» What you need to do
Sort through the data and copy the lines holding the word "down".
--- Start of Records to process ---
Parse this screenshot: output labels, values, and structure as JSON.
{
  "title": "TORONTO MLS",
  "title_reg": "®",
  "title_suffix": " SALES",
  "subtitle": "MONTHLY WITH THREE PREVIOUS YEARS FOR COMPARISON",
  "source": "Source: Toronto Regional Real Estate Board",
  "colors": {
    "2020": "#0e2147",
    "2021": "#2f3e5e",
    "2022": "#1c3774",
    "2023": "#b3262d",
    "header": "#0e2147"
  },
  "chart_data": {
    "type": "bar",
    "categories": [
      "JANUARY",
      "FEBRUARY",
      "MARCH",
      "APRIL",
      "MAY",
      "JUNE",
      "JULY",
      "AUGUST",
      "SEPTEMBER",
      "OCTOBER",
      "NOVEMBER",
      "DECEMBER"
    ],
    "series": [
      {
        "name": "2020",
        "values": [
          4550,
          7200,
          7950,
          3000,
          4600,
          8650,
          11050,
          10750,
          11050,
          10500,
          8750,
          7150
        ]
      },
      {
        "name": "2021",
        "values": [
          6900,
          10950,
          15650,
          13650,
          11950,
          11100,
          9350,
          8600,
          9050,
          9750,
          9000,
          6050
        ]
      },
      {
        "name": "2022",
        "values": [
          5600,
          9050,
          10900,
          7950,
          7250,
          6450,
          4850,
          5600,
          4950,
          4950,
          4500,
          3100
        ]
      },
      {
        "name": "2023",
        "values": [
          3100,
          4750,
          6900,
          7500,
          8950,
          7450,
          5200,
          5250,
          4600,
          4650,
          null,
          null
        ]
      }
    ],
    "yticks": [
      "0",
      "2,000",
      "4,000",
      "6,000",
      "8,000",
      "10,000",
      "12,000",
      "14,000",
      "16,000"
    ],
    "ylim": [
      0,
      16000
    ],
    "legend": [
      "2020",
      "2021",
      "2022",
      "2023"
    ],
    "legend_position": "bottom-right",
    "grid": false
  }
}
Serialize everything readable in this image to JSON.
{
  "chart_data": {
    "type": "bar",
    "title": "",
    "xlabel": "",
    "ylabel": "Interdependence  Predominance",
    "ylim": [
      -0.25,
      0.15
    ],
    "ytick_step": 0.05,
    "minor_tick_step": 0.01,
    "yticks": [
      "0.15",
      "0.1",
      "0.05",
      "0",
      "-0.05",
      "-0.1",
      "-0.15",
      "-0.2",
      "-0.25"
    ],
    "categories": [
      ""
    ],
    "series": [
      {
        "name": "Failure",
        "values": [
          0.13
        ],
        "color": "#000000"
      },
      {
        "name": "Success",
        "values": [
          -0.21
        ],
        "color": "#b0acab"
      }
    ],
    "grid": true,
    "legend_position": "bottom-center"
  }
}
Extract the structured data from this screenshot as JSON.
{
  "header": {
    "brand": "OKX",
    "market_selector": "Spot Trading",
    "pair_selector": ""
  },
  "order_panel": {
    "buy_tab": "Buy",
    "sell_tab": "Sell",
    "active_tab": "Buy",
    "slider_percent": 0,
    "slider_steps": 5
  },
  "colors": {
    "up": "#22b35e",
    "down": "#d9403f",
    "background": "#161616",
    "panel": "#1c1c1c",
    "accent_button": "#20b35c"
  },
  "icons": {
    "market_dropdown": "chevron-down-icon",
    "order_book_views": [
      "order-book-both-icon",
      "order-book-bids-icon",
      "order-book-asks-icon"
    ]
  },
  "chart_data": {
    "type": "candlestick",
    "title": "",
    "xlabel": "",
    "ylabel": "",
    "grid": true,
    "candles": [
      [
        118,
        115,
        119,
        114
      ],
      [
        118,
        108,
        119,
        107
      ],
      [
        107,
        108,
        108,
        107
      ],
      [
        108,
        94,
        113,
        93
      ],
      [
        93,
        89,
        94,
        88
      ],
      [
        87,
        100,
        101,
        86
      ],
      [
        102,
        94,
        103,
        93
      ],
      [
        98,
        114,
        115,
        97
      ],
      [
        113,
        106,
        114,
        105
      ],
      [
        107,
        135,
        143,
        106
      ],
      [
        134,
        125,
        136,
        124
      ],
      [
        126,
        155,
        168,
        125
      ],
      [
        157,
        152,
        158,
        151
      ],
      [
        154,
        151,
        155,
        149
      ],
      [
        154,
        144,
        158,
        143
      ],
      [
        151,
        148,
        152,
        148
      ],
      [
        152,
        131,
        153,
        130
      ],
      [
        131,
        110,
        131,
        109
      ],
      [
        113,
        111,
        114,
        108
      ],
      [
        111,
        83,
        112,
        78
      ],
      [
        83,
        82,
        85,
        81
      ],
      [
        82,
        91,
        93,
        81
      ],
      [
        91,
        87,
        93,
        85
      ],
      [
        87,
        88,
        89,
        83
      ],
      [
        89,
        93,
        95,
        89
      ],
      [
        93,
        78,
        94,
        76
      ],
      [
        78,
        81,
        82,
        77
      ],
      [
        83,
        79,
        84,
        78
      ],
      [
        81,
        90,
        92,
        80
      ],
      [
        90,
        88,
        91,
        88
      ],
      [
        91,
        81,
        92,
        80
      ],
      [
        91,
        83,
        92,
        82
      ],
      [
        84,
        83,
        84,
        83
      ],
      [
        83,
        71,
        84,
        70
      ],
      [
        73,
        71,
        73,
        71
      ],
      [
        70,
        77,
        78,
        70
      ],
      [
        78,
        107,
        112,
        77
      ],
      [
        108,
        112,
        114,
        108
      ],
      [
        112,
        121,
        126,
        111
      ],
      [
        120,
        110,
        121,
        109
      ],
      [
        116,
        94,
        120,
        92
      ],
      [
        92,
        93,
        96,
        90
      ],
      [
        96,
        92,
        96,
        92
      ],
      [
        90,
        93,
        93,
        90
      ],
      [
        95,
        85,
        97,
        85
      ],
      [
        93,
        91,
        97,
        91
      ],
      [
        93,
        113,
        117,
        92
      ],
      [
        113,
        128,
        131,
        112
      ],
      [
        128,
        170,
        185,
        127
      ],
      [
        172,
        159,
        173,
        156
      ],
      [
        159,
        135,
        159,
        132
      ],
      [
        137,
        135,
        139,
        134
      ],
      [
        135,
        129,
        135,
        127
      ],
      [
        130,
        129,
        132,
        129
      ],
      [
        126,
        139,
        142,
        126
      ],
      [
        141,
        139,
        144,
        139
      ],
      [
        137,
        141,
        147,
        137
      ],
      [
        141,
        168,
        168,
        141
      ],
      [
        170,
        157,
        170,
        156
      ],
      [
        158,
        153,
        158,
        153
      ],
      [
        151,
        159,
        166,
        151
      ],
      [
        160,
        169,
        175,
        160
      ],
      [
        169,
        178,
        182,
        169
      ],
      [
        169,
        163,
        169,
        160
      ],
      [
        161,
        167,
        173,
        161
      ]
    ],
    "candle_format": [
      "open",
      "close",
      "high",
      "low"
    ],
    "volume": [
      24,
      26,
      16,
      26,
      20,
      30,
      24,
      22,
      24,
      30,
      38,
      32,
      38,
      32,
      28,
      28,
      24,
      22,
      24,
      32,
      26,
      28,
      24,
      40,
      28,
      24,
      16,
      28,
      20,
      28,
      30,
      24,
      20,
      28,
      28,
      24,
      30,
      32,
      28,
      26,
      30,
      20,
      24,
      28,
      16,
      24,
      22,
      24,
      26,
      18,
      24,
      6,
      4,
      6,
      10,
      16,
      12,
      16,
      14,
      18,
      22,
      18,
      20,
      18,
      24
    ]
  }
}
--- End of Records to process ---
» Task solution
    "down": "#d9403f",
    "market_dropdown": "chevron-down-icon",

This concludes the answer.